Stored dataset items
++++++++++

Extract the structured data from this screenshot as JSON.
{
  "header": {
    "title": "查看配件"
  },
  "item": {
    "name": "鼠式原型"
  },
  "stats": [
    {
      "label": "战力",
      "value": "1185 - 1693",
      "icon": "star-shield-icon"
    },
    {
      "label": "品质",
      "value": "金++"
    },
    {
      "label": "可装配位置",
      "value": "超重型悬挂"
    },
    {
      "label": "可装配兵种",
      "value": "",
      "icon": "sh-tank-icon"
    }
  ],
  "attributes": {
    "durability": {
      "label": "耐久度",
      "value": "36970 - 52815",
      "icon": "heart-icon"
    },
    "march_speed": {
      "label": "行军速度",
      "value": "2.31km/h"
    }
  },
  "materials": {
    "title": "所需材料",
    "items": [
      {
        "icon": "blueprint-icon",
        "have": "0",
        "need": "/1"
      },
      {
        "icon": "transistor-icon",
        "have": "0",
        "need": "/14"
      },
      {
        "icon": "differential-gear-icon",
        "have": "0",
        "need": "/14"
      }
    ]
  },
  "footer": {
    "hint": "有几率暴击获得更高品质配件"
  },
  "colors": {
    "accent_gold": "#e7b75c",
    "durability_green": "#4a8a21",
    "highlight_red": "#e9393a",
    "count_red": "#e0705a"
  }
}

++++++++++

▶ **What you need to do**: Reproduce the entries above in full by retyping them exactly.

▶ **Solution to this task**:
Extract the structured data from this screenshot as JSON.
{
  "header": {
    "title": "查看配件"
  },
  "item": {
    "name": "鼠式原型"
  },
  "stats": [
    {
      "label": "战力",
      "value": "1185 - 1693",
      "icon": "star-shield-icon"
    },
    {
      "label": "品质",
      "value": "金++"
    },
    {
      "label": "可装配位置",
      "value": "超重型悬挂"
    },
    {
      "label": "可装配兵种",
      "value": "",
      "icon": "sh-tank-icon"
    }
  ],
  "attributes": {
    "durability": {
      "label": "耐久度",
      "value": "36970 - 52815",
      "icon": "heart-icon"
    },
    "march_speed": {
      "label": "行军速度",
      "value": "2.31km/h"
    }
  },
  "materials": {
    "title": "所需材料",
    "items": [
      {
        "icon": "blueprint-icon",
        "have": "0",
        "need": "/1"
      },
      {
        "icon": "transistor-icon",
        "have": "0",
        "need": "/14"
      },
      {
        "icon": "differential-gear-icon",
        "have": "0",
        "need": "/14"
      }
    ]
  },
  "footer": {
    "hint": "有几率暴击获得更高品质配件"
  },
  "colors": {
    "accent_gold": "#e7b75c",
    "durability_green": "#4a8a21",
    "highlight_red": "#e9393a",
    "count_red": "#e0705a"
  }
}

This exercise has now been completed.